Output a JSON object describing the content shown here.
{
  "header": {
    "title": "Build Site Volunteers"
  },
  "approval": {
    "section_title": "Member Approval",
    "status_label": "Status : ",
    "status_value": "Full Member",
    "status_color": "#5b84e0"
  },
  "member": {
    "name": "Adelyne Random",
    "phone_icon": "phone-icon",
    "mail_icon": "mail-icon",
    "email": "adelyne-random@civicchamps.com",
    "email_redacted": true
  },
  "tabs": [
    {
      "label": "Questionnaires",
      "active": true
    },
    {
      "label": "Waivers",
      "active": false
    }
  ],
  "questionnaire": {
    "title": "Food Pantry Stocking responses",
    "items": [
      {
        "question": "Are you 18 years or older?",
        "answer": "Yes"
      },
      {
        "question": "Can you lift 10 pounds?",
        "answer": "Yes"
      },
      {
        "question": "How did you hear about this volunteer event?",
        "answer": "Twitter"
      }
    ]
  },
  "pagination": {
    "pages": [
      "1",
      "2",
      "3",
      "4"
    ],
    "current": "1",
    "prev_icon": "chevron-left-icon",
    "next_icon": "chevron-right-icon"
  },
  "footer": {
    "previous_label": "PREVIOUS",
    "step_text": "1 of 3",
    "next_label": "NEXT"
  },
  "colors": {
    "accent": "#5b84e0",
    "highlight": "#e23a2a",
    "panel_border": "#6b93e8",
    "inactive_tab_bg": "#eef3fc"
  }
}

Exercise directions — Exactly as shown, repeat every record.

The completed task —
Output a JSON object describing the content shown here.
{
  "header": {
    "title": "Build Site Volunteers"
  },
  "approval": {
    "section_title": "Member Approval",
    "status_label": "Status : ",
    "status_value": "Full Member",
    "status_color": "#5b84e0"
  },
  "member": {
    "name": "Adelyne Random",
    "phone_icon": "phone-icon",
    "mail_icon": "mail-icon",
    "email": "adelyne-random@civicchamps.com",
    "email_redacted": true
  },
  "tabs": [
    {
      "label": "Questionnaires",
      "active": true
    },
    {
      "label": "Waivers",
      "active": false
    }
  ],
  "questionnaire": {
    "title": "Food Pantry Stocking responses",
    "items": [
      {
        "question": "Are you 18 years or older?",
        "answer": "Yes"
      },
      {
        "question": "Can you lift 10 pounds?",
        "answer": "Yes"
      },
      {
        "question": "How did you hear about this volunteer event?",
        "answer": "Twitter"
      }
    ]
  },
  "pagination": {
    "pages": [
      "1",
      "2",
      "3",
      "4"
    ],
    "current": "1",
    "prev_icon": "chevron-left-icon",
    "next_icon": "chevron-right-icon"
  },
  "footer": {
    "previous_label": "PREVIOUS",
    "step_text": "1 of 3",
    "next_label": "NEXT"
  },
  "colors": {
    "accent": "#5b84e0",
    "highlight": "#e23a2a",
    "panel_border": "#6b93e8",
    "inactive_tab_bg": "#eef3fc"
  }
}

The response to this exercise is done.